Exercise directions → Determine which lines of the records include the word "superiore", and copy them.

Record extracts →
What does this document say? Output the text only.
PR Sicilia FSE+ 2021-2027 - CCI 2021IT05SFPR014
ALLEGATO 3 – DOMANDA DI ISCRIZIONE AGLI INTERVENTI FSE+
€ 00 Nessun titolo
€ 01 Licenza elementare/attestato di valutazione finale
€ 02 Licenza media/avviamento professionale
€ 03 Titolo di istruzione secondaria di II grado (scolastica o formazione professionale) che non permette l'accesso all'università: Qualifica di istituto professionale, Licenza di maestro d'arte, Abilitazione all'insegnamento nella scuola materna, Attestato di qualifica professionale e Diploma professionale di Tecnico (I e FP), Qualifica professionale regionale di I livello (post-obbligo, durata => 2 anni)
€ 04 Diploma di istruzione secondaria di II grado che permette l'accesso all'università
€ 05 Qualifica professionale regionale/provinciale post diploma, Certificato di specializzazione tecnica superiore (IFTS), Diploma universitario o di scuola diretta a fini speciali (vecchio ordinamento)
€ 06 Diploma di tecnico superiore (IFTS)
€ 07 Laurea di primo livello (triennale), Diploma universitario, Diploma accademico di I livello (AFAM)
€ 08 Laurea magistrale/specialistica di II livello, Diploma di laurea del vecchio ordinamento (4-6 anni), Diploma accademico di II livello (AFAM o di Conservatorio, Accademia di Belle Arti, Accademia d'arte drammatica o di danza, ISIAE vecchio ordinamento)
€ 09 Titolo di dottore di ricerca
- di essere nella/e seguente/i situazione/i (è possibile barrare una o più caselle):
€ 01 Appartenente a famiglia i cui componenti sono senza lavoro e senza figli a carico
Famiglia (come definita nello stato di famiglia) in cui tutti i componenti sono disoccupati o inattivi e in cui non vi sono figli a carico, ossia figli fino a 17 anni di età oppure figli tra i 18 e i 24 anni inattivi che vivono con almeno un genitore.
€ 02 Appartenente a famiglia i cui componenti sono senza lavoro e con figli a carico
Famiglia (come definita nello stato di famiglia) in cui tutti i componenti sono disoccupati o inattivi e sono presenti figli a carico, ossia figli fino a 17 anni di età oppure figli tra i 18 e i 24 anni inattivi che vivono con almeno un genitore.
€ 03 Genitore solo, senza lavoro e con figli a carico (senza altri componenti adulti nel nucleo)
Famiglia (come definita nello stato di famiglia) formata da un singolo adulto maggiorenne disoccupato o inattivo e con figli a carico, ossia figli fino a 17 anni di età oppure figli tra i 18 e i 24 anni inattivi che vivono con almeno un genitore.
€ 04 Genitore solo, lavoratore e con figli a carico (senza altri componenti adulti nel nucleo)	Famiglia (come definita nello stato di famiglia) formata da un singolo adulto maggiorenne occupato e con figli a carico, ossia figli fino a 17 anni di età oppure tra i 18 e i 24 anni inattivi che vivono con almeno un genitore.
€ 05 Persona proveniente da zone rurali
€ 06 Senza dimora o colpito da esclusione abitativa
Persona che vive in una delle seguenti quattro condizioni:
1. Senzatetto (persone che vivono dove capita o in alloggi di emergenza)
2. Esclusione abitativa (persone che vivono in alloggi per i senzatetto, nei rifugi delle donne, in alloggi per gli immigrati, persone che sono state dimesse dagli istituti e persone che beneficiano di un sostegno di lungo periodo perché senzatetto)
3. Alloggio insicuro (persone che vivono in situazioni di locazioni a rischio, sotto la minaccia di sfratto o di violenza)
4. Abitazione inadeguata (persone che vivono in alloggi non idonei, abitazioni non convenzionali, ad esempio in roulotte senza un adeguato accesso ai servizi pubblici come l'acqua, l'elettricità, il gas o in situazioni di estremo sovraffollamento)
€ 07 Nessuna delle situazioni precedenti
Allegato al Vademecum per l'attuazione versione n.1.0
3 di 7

Solved exercise →
€ 05 Qualifica professionale regionale/provinciale post diploma, Certificato di specializzazione tecnica superiore (IFTS), Diploma universitario o di scuola diretta a fini speciali (vecchio ordinamento)
€ 06 Diploma di tecnico superiore (IFTS)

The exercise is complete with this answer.